→ **What is required**
Starting at the beginning of the records and ending with the line that contains "value-cell: -118 [164, 742, 187, 754]", write those lines out again with "table-row" replaced by "row-box" wherever it occurs, leaving everything else unchanged.

→ **Records for processing**
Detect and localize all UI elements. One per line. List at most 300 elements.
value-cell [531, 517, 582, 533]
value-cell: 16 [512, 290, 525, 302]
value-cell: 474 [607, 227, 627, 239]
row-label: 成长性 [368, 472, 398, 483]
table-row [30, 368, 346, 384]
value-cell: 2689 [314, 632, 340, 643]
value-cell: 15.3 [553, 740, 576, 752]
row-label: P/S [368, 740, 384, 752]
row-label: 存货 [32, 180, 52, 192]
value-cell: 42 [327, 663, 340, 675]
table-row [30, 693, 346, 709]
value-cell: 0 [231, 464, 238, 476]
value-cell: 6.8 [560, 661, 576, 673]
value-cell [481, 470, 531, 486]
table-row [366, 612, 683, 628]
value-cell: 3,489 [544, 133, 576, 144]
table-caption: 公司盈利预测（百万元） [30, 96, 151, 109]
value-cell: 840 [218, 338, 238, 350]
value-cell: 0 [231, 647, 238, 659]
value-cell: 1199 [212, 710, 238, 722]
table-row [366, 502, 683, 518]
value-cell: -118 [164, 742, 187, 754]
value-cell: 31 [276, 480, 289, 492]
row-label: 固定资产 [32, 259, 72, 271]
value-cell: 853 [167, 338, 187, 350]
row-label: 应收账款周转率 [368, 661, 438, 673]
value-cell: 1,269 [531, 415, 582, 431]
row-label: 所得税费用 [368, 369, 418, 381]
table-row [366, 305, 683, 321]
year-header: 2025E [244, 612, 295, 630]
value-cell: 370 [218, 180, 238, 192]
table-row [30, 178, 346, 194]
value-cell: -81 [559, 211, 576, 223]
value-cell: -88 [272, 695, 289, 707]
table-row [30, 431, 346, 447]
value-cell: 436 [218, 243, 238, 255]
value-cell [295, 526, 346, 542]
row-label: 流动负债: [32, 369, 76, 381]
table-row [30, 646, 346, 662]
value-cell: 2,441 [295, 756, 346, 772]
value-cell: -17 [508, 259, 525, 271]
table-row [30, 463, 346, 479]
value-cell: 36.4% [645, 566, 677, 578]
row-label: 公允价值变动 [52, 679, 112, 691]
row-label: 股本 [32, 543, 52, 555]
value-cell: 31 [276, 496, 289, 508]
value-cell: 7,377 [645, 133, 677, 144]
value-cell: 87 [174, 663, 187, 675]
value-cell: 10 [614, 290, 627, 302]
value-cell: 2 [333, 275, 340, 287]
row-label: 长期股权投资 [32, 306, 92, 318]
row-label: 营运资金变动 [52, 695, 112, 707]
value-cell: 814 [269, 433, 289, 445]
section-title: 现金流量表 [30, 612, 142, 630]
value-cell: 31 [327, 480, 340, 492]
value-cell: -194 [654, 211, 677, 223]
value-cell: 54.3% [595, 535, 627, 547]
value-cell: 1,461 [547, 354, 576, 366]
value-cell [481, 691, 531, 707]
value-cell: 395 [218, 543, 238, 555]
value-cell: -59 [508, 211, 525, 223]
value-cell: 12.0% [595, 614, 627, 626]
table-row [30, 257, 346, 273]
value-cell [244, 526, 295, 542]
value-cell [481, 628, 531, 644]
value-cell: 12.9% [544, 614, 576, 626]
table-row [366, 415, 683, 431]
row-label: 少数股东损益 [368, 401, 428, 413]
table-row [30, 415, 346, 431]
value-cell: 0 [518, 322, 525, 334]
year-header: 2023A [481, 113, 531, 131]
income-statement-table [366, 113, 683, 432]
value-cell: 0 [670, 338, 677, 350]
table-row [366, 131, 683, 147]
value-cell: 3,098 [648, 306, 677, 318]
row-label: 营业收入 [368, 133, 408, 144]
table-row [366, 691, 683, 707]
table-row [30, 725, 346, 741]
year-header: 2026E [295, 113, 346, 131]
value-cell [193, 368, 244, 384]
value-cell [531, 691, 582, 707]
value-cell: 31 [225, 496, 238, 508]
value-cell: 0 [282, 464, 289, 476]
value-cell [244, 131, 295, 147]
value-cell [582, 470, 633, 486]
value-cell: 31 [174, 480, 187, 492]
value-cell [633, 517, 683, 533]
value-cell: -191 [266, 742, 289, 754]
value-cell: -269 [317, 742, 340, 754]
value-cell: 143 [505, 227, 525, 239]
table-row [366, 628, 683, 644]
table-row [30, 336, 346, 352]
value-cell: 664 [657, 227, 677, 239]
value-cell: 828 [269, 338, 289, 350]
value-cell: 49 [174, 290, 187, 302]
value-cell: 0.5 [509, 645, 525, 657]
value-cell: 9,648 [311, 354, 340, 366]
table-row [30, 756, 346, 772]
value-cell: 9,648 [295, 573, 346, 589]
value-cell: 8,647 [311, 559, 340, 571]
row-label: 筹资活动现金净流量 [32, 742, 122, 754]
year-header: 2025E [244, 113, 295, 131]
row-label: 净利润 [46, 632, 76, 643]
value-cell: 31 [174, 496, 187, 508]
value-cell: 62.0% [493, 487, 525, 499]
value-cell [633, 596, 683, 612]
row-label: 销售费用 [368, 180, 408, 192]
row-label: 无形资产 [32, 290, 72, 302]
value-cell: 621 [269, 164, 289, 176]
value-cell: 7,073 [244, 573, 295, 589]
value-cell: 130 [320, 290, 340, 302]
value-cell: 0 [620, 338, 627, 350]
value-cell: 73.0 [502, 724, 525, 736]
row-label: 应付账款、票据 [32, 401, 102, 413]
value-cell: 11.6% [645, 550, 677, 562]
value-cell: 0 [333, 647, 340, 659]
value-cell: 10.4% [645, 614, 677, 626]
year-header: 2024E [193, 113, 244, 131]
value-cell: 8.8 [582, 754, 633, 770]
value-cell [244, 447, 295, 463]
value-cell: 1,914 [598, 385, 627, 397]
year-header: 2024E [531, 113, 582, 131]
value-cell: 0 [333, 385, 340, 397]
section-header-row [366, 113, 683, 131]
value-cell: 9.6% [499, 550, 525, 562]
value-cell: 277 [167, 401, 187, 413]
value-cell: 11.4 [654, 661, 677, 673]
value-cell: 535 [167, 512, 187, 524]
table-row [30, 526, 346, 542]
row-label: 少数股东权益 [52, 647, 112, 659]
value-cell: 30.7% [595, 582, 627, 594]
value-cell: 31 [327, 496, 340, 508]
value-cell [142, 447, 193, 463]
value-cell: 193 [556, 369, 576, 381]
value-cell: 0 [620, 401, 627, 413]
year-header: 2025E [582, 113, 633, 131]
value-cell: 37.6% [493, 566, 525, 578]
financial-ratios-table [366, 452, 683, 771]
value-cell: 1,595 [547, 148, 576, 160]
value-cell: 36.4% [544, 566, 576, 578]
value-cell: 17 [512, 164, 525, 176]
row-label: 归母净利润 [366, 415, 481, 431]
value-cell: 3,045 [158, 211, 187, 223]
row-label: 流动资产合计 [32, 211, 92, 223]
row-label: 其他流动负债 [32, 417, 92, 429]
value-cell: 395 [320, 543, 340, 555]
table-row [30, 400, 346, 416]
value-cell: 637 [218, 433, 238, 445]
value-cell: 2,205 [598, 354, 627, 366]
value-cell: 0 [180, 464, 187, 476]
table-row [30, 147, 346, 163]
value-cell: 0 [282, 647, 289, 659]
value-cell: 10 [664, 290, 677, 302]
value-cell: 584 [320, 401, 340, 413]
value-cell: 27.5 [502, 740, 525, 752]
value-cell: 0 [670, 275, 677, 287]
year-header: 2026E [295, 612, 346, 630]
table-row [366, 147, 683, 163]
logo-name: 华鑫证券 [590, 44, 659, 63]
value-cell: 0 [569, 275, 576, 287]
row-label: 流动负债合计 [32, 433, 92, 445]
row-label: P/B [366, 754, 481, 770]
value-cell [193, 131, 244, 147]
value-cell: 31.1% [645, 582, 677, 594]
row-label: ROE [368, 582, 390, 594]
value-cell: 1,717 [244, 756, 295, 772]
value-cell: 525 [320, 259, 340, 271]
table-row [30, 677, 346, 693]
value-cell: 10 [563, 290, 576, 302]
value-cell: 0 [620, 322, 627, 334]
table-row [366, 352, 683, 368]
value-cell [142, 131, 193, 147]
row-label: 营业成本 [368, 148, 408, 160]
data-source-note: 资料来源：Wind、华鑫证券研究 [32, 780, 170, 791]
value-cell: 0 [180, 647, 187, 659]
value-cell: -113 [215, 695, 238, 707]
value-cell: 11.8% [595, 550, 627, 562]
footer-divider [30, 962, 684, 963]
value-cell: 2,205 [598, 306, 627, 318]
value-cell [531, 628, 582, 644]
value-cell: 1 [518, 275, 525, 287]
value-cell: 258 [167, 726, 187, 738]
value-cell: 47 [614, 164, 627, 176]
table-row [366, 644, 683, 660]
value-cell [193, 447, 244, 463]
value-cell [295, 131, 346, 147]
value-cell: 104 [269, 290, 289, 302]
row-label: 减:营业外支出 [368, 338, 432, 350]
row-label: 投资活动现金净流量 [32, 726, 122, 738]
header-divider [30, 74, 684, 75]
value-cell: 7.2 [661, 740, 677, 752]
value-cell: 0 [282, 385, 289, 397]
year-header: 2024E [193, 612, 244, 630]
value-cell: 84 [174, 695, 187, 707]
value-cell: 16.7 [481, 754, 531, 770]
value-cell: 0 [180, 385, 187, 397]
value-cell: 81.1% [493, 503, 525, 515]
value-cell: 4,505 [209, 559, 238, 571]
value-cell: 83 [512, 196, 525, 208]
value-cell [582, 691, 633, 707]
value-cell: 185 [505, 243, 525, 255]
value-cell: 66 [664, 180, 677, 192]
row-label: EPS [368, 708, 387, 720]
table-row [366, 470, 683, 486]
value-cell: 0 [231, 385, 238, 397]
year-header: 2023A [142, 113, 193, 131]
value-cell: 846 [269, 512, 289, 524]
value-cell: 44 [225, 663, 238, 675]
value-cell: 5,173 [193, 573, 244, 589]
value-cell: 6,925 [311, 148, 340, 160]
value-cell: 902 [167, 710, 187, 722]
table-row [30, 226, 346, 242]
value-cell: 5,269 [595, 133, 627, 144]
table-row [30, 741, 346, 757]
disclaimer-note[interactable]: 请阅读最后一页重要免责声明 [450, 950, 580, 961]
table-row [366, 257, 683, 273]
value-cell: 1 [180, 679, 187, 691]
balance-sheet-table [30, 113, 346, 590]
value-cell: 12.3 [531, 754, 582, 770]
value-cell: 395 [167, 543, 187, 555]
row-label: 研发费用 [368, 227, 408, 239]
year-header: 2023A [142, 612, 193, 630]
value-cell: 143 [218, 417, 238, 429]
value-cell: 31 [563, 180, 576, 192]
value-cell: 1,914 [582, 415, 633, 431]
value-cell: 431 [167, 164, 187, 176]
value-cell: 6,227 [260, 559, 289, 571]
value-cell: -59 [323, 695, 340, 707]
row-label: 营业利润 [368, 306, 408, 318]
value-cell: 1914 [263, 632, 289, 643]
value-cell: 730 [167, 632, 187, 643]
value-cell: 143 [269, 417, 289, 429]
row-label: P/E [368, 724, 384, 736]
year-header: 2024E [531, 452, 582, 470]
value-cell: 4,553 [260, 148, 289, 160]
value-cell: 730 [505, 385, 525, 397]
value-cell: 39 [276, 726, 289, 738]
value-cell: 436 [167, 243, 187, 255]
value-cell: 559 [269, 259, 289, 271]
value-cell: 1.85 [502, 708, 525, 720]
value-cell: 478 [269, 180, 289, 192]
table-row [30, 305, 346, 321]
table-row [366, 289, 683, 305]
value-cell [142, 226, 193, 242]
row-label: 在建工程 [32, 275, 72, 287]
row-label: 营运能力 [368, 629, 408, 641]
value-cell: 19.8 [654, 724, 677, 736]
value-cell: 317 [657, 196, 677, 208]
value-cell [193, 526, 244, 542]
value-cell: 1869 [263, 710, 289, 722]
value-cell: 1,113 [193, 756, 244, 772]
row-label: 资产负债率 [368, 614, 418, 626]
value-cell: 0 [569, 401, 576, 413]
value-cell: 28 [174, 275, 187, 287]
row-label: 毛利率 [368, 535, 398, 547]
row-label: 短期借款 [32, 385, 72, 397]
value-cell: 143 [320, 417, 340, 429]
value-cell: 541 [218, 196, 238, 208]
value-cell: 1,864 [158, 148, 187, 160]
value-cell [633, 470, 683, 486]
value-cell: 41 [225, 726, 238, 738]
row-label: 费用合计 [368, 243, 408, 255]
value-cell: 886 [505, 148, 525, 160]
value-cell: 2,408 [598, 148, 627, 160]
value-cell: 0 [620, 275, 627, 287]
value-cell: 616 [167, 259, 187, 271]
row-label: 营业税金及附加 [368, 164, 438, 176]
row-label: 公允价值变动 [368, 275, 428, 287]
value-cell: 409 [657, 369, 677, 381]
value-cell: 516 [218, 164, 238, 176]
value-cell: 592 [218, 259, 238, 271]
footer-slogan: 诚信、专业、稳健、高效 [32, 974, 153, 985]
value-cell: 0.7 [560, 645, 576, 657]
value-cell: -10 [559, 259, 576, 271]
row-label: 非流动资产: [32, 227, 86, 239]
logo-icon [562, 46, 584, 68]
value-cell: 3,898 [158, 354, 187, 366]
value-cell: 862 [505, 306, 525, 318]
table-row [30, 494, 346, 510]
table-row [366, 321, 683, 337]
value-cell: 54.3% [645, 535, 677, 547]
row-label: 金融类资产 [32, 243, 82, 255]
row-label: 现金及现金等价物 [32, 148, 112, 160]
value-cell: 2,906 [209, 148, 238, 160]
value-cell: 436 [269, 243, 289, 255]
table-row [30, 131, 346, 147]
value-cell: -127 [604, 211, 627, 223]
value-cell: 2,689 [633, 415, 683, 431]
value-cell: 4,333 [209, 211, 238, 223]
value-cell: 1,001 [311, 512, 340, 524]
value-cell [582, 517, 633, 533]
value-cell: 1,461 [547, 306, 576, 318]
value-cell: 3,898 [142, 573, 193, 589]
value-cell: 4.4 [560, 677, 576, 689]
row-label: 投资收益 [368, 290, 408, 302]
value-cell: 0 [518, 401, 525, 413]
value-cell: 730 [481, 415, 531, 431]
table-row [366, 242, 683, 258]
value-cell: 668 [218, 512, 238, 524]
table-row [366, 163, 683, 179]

→ **Final result**
Detect and localize all UI elements. One per line. List at most 300 elements.
value-cell [531, 517, 582, 533]
value-cell: 16 [512, 290, 525, 302]
value-cell: 474 [607, 227, 627, 239]
row-label: 成长性 [368, 472, 398, 483]
row-box [30, 368, 346, 384]
value-cell: 2689 [314, 632, 340, 643]
value-cell: 15.3 [553, 740, 576, 752]
row-label: P/S [368, 740, 384, 752]
row-label: 存货 [32, 180, 52, 192]
value-cell: 42 [327, 663, 340, 675]
row-box [30, 693, 346, 709]
value-cell: 0 [231, 464, 238, 476]
value-cell: 6.8 [560, 661, 576, 673]
value-cell [481, 470, 531, 486]
row-box [366, 612, 683, 628]
value-cell: 3,489 [544, 133, 576, 144]
table-caption: 公司盈利预测（百万元） [30, 96, 151, 109]
value-cell: 840 [218, 338, 238, 350]
value-cell: 0 [231, 647, 238, 659]
value-cell: 1199 [212, 710, 238, 722]
row-box [366, 502, 683, 518]
value-cell: -118 [164, 742, 187, 754]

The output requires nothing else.